→ Task prompt: Rewrite the data below as a Markdown table with two columns, Row and Line. Give each line its own row with a running number, and leave out blank lines.

→ Provided entries:
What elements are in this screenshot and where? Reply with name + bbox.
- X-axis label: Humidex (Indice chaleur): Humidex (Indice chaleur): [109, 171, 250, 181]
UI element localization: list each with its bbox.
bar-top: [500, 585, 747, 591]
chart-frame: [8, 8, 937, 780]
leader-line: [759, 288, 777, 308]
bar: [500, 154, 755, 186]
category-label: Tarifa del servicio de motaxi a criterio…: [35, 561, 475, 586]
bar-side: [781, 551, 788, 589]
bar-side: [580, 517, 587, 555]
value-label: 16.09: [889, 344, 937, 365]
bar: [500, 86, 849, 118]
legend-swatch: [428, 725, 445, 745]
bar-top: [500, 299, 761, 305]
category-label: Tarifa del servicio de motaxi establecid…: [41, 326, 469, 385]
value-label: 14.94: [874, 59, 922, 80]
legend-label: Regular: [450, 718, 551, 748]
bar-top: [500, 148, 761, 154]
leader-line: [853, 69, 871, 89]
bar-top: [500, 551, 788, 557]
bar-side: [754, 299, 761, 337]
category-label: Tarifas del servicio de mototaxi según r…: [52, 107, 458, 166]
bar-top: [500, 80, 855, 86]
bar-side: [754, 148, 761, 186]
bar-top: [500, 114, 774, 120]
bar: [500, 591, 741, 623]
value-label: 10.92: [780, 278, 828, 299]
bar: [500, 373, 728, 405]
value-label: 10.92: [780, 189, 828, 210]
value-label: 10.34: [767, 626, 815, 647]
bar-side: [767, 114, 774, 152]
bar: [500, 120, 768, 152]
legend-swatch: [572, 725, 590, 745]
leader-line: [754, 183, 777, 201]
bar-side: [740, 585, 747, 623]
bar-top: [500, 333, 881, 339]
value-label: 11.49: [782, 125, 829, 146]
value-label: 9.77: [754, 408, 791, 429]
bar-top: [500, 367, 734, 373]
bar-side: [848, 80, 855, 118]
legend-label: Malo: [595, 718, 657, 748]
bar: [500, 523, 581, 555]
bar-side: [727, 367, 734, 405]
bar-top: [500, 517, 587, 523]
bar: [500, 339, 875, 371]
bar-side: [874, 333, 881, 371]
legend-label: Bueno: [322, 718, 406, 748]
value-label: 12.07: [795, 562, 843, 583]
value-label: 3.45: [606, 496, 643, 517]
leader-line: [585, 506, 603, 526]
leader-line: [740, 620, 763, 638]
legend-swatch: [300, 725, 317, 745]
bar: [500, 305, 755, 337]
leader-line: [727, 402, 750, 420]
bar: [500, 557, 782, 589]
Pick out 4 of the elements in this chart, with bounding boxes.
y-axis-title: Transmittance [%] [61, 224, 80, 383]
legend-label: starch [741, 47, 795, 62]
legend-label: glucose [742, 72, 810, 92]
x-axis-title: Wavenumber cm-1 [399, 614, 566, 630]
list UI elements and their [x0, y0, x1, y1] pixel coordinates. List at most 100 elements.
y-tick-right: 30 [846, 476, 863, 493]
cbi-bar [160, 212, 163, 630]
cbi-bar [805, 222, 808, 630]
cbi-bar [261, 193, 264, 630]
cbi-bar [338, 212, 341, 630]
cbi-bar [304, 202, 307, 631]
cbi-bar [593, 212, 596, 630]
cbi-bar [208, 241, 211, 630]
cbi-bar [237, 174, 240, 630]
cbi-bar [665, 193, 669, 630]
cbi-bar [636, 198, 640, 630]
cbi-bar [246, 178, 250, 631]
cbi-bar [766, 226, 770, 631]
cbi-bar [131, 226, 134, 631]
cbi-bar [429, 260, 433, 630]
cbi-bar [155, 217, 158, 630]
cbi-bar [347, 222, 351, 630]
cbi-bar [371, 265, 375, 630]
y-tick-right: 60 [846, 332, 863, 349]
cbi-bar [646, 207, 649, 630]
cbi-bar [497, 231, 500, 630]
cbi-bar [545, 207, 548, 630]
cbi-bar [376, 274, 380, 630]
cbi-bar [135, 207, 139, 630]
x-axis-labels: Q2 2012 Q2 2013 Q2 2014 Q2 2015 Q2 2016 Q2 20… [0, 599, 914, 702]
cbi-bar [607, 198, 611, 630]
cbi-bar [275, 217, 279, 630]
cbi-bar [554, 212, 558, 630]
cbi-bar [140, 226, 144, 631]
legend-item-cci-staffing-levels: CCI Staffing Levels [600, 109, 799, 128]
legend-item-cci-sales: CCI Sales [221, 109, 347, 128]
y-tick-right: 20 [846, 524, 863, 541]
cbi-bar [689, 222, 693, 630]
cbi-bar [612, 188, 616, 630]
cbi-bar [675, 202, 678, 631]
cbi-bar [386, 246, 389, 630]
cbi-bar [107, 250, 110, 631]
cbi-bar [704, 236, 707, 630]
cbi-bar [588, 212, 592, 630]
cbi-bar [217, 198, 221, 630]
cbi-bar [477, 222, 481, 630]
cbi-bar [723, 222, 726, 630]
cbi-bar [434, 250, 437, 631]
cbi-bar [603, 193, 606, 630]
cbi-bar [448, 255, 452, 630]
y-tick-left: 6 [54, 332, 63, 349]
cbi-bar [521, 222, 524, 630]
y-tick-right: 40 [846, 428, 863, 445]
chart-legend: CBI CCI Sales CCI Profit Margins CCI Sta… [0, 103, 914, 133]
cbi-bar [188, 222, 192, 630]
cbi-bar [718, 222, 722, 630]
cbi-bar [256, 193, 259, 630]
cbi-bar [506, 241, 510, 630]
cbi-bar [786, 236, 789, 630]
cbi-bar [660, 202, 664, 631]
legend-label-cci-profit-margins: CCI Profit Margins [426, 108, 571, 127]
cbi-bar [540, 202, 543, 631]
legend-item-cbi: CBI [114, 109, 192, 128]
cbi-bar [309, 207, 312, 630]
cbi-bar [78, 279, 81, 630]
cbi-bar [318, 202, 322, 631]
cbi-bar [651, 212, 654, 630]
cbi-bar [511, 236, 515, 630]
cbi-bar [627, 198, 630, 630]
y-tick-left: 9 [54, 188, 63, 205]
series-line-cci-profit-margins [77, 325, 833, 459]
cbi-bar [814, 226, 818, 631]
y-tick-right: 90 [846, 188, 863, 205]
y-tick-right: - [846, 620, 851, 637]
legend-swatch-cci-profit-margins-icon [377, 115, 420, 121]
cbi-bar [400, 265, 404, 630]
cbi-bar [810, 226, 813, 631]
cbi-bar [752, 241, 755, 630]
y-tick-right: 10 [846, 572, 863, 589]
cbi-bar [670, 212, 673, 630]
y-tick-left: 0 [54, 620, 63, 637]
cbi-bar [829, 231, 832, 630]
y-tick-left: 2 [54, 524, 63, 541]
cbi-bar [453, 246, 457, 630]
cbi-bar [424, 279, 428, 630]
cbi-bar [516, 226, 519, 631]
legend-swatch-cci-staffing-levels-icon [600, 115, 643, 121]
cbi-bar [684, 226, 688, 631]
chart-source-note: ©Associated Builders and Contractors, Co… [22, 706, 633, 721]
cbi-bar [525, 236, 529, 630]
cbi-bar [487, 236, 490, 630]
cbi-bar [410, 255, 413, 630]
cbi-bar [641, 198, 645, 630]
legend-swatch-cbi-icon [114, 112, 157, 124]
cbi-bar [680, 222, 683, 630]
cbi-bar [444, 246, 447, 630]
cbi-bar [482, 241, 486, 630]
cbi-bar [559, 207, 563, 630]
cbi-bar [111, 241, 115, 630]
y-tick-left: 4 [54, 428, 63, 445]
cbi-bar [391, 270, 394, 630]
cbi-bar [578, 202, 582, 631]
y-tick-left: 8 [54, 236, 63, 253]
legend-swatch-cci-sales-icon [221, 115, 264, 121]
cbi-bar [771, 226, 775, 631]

→ Complete output:
| Row | Line |
|---|---|
| 1 | What elements are in this screenshot and where? Reply with name + bbox. |
| 2 | - X-axis label: Humidex (Indice chaleur): Humidex (Indice chaleur): [109, 171, 250, 181] |
| 3 | UI element localization: list each with its bbox. |
| 4 | bar-top: [500, 585, 747, 591] |
| 5 | chart-frame: [8, 8, 937, 780] |
| 6 | leader-line: [759, 288, 777, 308] |
| 7 | bar: [500, 154, 755, 186] |
| 8 | category-label: Tarifa del servicio de motaxi a criterio…: [35, 561, 475, 586] |
| 9 | bar-side: [781, 551, 788, 589] |
| 10 | bar-side: [580, 517, 587, 555] |
| 11 | value-label: 16.09: [889, 344, 937, 365] |
| 12 | bar: [500, 86, 849, 118] |
| 13 | legend-swatch: [428, 725, 445, 745] |
| 14 | bar-top: [500, 299, 761, 305] |
| 15 | category-label: Tarifa del servicio de motaxi establecid…: [41, 326, 469, 385] |
| 16 | value-label: 14.94: [874, 59, 922, 80] |
| 17 | legend-label: Regular: [450, 718, 551, 748] |
| 18 | bar-top: [500, 148, 761, 154] |
| 19 | leader-line: [853, 69, 871, 89] |
| 20 | bar-top: [500, 551, 788, 557] |
| 21 | bar-side: [754, 299, 761, 337] |
| 22 | category-label: Tarifas del servicio de mototaxi según r…: [52, 107, 458, 166] |
| 23 | bar-top: [500, 80, 855, 86] |
| 24 | bar-side: [754, 148, 761, 186] |
| 25 | bar-top: [500, 114, 774, 120] |
| 26 | bar: [500, 591, 741, 623] |
| 27 | value-label: 10.92: [780, 278, 828, 299] |
| 28 | bar: [500, 373, 728, 405] |
| 29 | value-label: 10.92: [780, 189, 828, 210] |
| 30 | value-label: 10.34: [767, 626, 815, 647] |
| 31 | bar-side: [767, 114, 774, 152] |
| 32 | bar: [500, 120, 768, 152] |
| 33 | legend-swatch: [572, 725, 590, 745] |
| 34 | leader-line: [754, 183, 777, 201] |
| 35 | bar-side: [740, 585, 747, 623] |
| 36 | bar-top: [500, 333, 881, 339] |
| 37 | value-label: 11.49: [782, 125, 829, 146] |
| 38 | value-label: 9.77: [754, 408, 791, 429] |
| 39 | bar-top: [500, 367, 734, 373] |
| 40 | bar-side: [848, 80, 855, 118] |
| 41 | legend-label: Malo: [595, 718, 657, 748] |
| 42 | bar: [500, 523, 581, 555] |
| 43 | bar-side: [727, 367, 734, 405] |
| 44 | bar-top: [500, 517, 587, 523] |
| 45 | bar: [500, 339, 875, 371] |
| 46 | bar-side: [874, 333, 881, 371] |
| 47 | legend-label: Bueno: [322, 718, 406, 748] |
| 48 | value-label: 12.07: [795, 562, 843, 583] |
| 49 | value-label: 3.45: [606, 496, 643, 517] |
| 50 | leader-line: [585, 506, 603, 526] |
| 51 | leader-line: [740, 620, 763, 638] |
| 52 | legend-swatch: [300, 725, 317, 745] |
| 53 | bar: [500, 305, 755, 337] |
| 54 | leader-line: [727, 402, 750, 420] |
| 55 | bar: [500, 557, 782, 589] |
| 56 | Pick out 4 of the elements in this chart, with bounding boxes. |
| 57 | y-axis-title: Transmittance [%] [61, 224, 80, 383] |
| 58 | legend-label: starch [741, 47, 795, 62] |
| 59 | legend-label: glucose [742, 72, 810, 92] |
| 60 | x-axis-title: Wavenumber cm-1 [399, 614, 566, 630] |
| 61 | list UI elements and their [x0, y0, x1, y1] pixel coordinates. List at most 100 elements. |
| 62 | y-tick-right: 30 [846, 476, 863, 493] |
| 63 | cbi-bar [160, 212, 163, 630] |
| 64 | cbi-bar [805, 222, 808, 630] |
| 65 | cbi-bar [261, 193, 264, 630] |
| 66 | cbi-bar [338, 212, 341, 630] |
| 67 | cbi-bar [304, 202, 307, 631] |
| 68 | cbi-bar [593, 212, 596, 630] |
| 69 | cbi-bar [208, 241, 211, 630] |
| 70 | cbi-bar [237, 174, 240, 630] |
| 71 | cbi-bar [665, 193, 669, 630] |
| 72 | cbi-bar [636, 198, 640, 630] |
| 73 | cbi-bar [246, 178, 250, 631] |
| 74 | cbi-bar [766, 226, 770, 631] |
| 75 | cbi-bar [131, 226, 134, 631] |
| 76 | cbi-bar [429, 260, 433, 630] |
| 77 | cbi-bar [155, 217, 158, 630] |
| 78 | cbi-bar [347, 222, 351, 630] |
| 79 | cbi-bar [371, 265, 375, 630] |
| 80 | y-tick-right: 60 [846, 332, 863, 349] |
| 81 | cbi-bar [646, 207, 649, 630] |
| 82 | cbi-bar [497, 231, 500, 630] |
| 83 | cbi-bar [545, 207, 548, 630] |
| 84 | cbi-bar [376, 274, 380, 630] |
| 85 | cbi-bar [135, 207, 139, 630] |
| 86 | x-axis-labels: Q2 2012 Q2 2013 Q2 2014 Q2 2015 Q2 2016 Q2 20… [0, 599, 914, 702] |
| 87 | cbi-bar [607, 198, 611, 630] |
| 88 | cbi-bar [275, 217, 279, 630] |
| 89 | cbi-bar [554, 212, 558, 630] |
| 90 | cbi-bar [140, 226, 144, 631] |
| 91 | legend-item-cci-staffing-levels: CCI Staffing Levels [600, 109, 799, 128] |
| 92 | legend-item-cci-sales: CCI Sales [221, 109, 347, 128] |
| 93 | y-tick-right: 20 [846, 524, 863, 541] |
| 94 | cbi-bar [689, 222, 693, 630] |
| 95 | cbi-bar [612, 188, 616, 630] |
| 96 | cbi-bar [675, 202, 678, 631] |
| 97 | cbi-bar [386, 246, 389, 630] |
| 98 | cbi-bar [107, 250, 110, 631] |
| 99 | cbi-bar [704, 236, 707, 630] |
| 100 | cbi-bar [588, 212, 592, 630] |
| 101 | cbi-bar [217, 198, 221, 630] |
| 102 | cbi-bar [477, 222, 481, 630] |
| 103 | cbi-bar [723, 222, 726, 630] |
| 104 | cbi-bar [434, 250, 437, 631] |
| 105 | cbi-bar [603, 193, 606, 630] |
| 106 | cbi-bar [448, 255, 452, 630] |
| 107 | y-tick-left: 6 [54, 332, 63, 349] |
| 108 | cbi-bar [521, 222, 524, 630] |
| 109 | y-tick-right: 40 [846, 428, 863, 445] |
| 110 | chart-legend: CBI CCI Sales CCI Profit Margins CCI Sta… [0, 103, 914, 133] |
| 111 | cbi-bar [188, 222, 192, 630] |
| 112 | cbi-bar [718, 222, 722, 630] |
| 113 | cbi-bar [256, 193, 259, 630] |
| 114 | cbi-bar [506, 241, 510, 630] |
| 115 | cbi-bar [786, 236, 789, 630] |
| 116 | cbi-bar [660, 202, 664, 631] |
| 117 | legend-label-cci-profit-margins: CCI Profit Margins [426, 108, 571, 127] |
| 118 | cbi-bar [540, 202, 543, 631] |
| 119 | legend-item-cbi: CBI [114, 109, 192, 128] |
| 120 | cbi-bar [309, 207, 312, 630] |
| 121 | cbi-bar [78, 279, 81, 630] |
| 122 | cbi-bar [318, 202, 322, 631] |
| 123 | cbi-bar [651, 212, 654, 630] |
| 124 | cbi-bar [511, 236, 515, 630] |
| 125 | cbi-bar [627, 198, 630, 630] |
| 126 | y-tick-left: 9 [54, 188, 63, 205] |
| 127 | series-line-cci-profit-margins [77, 325, 833, 459] |
| 128 | cbi-bar [814, 226, 818, 631] |
| 129 | y-tick-right: 90 [846, 188, 863, 205] |
| 130 | y-tick-right: - [846, 620, 851, 637] |
| 131 | legend-swatch-cci-profit-margins-icon [377, 115, 420, 121] |
| 132 | cbi-bar [400, 265, 404, 630] |
| 133 | cbi-bar [810, 226, 813, 631] |
| 134 | cbi-bar [752, 241, 755, 630] |
| 135 | y-tick-right: 10 [846, 572, 863, 589] |
| 136 | cbi-bar [670, 212, 673, 630] |
| 137 | y-tick-left: 0 [54, 620, 63, 637] |
| 138 | cbi-bar [829, 231, 832, 630] |
| 139 | y-tick-left: 2 [54, 524, 63, 541] |
| 140 | cbi-bar [453, 246, 457, 630] |
| 141 | cbi-bar [424, 279, 428, 630] |
| 142 | cbi-bar [516, 226, 519, 631] |
| 143 | legend-swatch-cci-staffing-levels-icon [600, 115, 643, 121] |
| 144 | cbi-bar [684, 226, 688, 631] |
| 145 | chart-source-note: ©Associated Builders and Contractors, Co… [22, 706, 633, 721] |
| 146 | cbi-bar [525, 236, 529, 630] |
| 147 | cbi-bar [487, 236, 490, 630] |
| 148 | cbi-bar [410, 255, 413, 630] |
| 149 | cbi-bar [641, 198, 645, 630] |
| 150 | legend-swatch-cbi-icon [114, 112, 157, 124] |
| 151 | cbi-bar [680, 222, 683, 630] |
| 152 | cbi-bar [444, 246, 447, 630] |
| 153 | cbi-bar [482, 241, 486, 630] |
| 154 | cbi-bar [559, 207, 563, 630] |
| 155 | cbi-bar [111, 241, 115, 630] |
| 156 | y-tick-left: 4 [54, 428, 63, 445] |
| 157 | cbi-bar [391, 270, 394, 630] |
| 158 | cbi-bar [578, 202, 582, 631] |
| 159 | y-tick-left: 8 [54, 236, 63, 253] |
| 160 | legend-swatch-cci-sales-icon [221, 115, 264, 121] |
| 161 | cbi-bar [771, 226, 775, 631] |